__Requirement__. Write out the full set of records below exactly.

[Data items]
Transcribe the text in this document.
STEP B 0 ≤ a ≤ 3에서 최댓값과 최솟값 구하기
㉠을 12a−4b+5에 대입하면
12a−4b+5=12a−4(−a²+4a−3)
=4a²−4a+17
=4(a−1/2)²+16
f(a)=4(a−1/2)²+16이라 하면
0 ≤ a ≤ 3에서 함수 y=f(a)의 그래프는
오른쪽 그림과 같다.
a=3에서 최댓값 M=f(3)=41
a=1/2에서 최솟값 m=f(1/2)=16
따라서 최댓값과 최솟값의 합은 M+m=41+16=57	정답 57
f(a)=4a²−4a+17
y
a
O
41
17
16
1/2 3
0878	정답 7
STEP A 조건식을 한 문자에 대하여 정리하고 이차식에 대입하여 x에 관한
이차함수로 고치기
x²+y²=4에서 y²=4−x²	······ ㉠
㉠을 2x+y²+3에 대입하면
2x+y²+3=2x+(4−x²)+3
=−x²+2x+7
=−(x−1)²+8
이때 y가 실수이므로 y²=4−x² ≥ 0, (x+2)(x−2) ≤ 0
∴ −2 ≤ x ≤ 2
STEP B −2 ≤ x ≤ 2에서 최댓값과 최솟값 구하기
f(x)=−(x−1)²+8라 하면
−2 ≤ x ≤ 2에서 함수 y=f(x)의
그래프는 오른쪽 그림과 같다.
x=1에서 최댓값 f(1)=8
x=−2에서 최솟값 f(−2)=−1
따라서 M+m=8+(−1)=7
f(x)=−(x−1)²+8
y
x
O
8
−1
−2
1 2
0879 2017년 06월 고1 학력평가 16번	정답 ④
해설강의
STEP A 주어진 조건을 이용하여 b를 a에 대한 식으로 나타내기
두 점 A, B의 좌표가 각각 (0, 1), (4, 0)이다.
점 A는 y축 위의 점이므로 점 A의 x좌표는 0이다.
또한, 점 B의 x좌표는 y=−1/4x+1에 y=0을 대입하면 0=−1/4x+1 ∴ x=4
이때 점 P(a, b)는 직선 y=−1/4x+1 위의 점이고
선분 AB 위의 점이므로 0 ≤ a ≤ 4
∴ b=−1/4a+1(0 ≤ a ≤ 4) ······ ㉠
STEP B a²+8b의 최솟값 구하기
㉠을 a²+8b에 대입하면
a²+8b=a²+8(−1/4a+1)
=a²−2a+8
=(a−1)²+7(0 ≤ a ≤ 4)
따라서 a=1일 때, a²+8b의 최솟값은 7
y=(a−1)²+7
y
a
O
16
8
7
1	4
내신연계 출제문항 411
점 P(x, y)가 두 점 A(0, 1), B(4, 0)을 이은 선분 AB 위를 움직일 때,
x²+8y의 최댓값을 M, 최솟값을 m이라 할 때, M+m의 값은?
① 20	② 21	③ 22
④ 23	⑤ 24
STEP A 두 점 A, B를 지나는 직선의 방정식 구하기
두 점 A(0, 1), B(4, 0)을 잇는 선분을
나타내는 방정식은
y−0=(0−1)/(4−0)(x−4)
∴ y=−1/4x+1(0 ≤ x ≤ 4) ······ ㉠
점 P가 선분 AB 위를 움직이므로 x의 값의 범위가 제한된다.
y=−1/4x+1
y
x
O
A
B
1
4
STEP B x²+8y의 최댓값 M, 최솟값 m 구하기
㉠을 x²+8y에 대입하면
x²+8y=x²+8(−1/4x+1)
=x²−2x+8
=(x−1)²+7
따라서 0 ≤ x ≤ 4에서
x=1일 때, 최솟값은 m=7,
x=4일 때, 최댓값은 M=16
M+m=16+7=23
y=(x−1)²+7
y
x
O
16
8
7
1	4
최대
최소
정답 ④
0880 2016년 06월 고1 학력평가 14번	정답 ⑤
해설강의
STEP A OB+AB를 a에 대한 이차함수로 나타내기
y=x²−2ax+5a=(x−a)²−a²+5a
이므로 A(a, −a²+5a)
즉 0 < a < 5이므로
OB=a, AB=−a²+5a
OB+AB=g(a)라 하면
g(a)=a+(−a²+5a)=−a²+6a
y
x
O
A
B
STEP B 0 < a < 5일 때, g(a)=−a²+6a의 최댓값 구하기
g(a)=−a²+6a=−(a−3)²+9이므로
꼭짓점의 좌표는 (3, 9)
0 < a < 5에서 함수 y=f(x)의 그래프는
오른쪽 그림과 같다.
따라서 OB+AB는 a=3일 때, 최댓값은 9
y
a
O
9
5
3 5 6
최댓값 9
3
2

__Result of this exercise__.
Transcribe the text in this document.
STEP B 0 ≤ a ≤ 3에서 최댓값과 최솟값 구하기
㉠을 12a−4b+5에 대입하면
12a−4b+5=12a−4(−a²+4a−3)
=4a²−4a+17
=4(a−1/2)²+16
f(a)=4(a−1/2)²+16이라 하면
0 ≤ a ≤ 3에서 함수 y=f(a)의 그래프는
오른쪽 그림과 같다.
a=3에서 최댓값 M=f(3)=41
a=1/2에서 최솟값 m=f(1/2)=16
따라서 최댓값과 최솟값의 합은 M+m=41+16=57	정답 57
f(a)=4a²−4a+17
y
a
O
41
17
16
1/2 3
0878	정답 7
STEP A 조건식을 한 문자에 대하여 정리하고 이차식에 대입하여 x에 관한
이차함수로 고치기
x²+y²=4에서 y²=4−x²	······ ㉠
㉠을 2x+y²+3에 대입하면
2x+y²+3=2x+(4−x²)+3
=−x²+2x+7
=−(x−1)²+8
이때 y가 실수이므로 y²=4−x² ≥ 0, (x+2)(x−2) ≤ 0
∴ −2 ≤ x ≤ 2
STEP B −2 ≤ x ≤ 2에서 최댓값과 최솟값 구하기
f(x)=−(x−1)²+8라 하면
−2 ≤ x ≤ 2에서 함수 y=f(x)의
그래프는 오른쪽 그림과 같다.
x=1에서 최댓값 f(1)=8
x=−2에서 최솟값 f(−2)=−1
따라서 M+m=8+(−1)=7
f(x)=−(x−1)²+8
y
x
O
8
−1
−2
1 2
0879 2017년 06월 고1 학력평가 16번	정답 ④
해설강의
STEP A 주어진 조건을 이용하여 b를 a에 대한 식으로 나타내기
두 점 A, B의 좌표가 각각 (0, 1), (4, 0)이다.
점 A는 y축 위의 점이므로 점 A의 x좌표는 0이다.
또한, 점 B의 x좌표는 y=−1/4x+1에 y=0을 대입하면 0=−1/4x+1 ∴ x=4
이때 점 P(a, b)는 직선 y=−1/4x+1 위의 점이고
선분 AB 위의 점이므로 0 ≤ a ≤ 4
∴ b=−1/4a+1(0 ≤ a ≤ 4) ······ ㉠
STEP B a²+8b의 최솟값 구하기
㉠을 a²+8b에 대입하면
a²+8b=a²+8(−1/4a+1)
=a²−2a+8
=(a−1)²+7(0 ≤ a ≤ 4)
따라서 a=1일 때, a²+8b의 최솟값은 7
y=(a−1)²+7
y
a
O
16
8
7
1	4
내신연계 출제문항 411
점 P(x, y)가 두 점 A(0, 1), B(4, 0)을 이은 선분 AB 위를 움직일 때,
x²+8y의 최댓값을 M, 최솟값을 m이라 할 때, M+m의 값은?
① 20	② 21	③ 22
④ 23	⑤ 24
STEP A 두 점 A, B를 지나는 직선의 방정식 구하기
두 점 A(0, 1), B(4, 0)을 잇는 선분을
나타내는 방정식은
y−0=(0−1)/(4−0)(x−4)
∴ y=−1/4x+1(0 ≤ x ≤ 4) ······ ㉠
점 P가 선분 AB 위를 움직이므로 x의 값의 범위가 제한된다.
y=−1/4x+1
y
x
O
A
B
1
4
STEP B x²+8y의 최댓값 M, 최솟값 m 구하기
㉠을 x²+8y에 대입하면
x²+8y=x²+8(−1/4x+1)
=x²−2x+8
=(x−1)²+7
따라서 0 ≤ x ≤ 4에서
x=1일 때, 최솟값은 m=7,
x=4일 때, 최댓값은 M=16
M+m=16+7=23
y=(x−1)²+7
y
x
O
16
8
7
1	4
최대
최소
정답 ④
0880 2016년 06월 고1 학력평가 14번	정답 ⑤
해설강의
STEP A OB+AB를 a에 대한 이차함수로 나타내기
y=x²−2ax+5a=(x−a)²−a²+5a
이므로 A(a, −a²+5a)
즉 0 < a < 5이므로
OB=a, AB=−a²+5a
OB+AB=g(a)라 하면
g(a)=a+(−a²+5a)=−a²+6a
y
x
O
A
B
STEP B 0 < a < 5일 때, g(a)=−a²+6a의 최댓값 구하기
g(a)=−a²+6a=−(a−3)²+9이므로
꼭짓점의 좌표는 (3, 9)
0 < a < 5에서 함수 y=f(x)의 그래프는
오른쪽 그림과 같다.
따라서 OB+AB는 a=3일 때, 최댓값은 9
y
a
O
9
5
3 5 6
최댓값 9
3
2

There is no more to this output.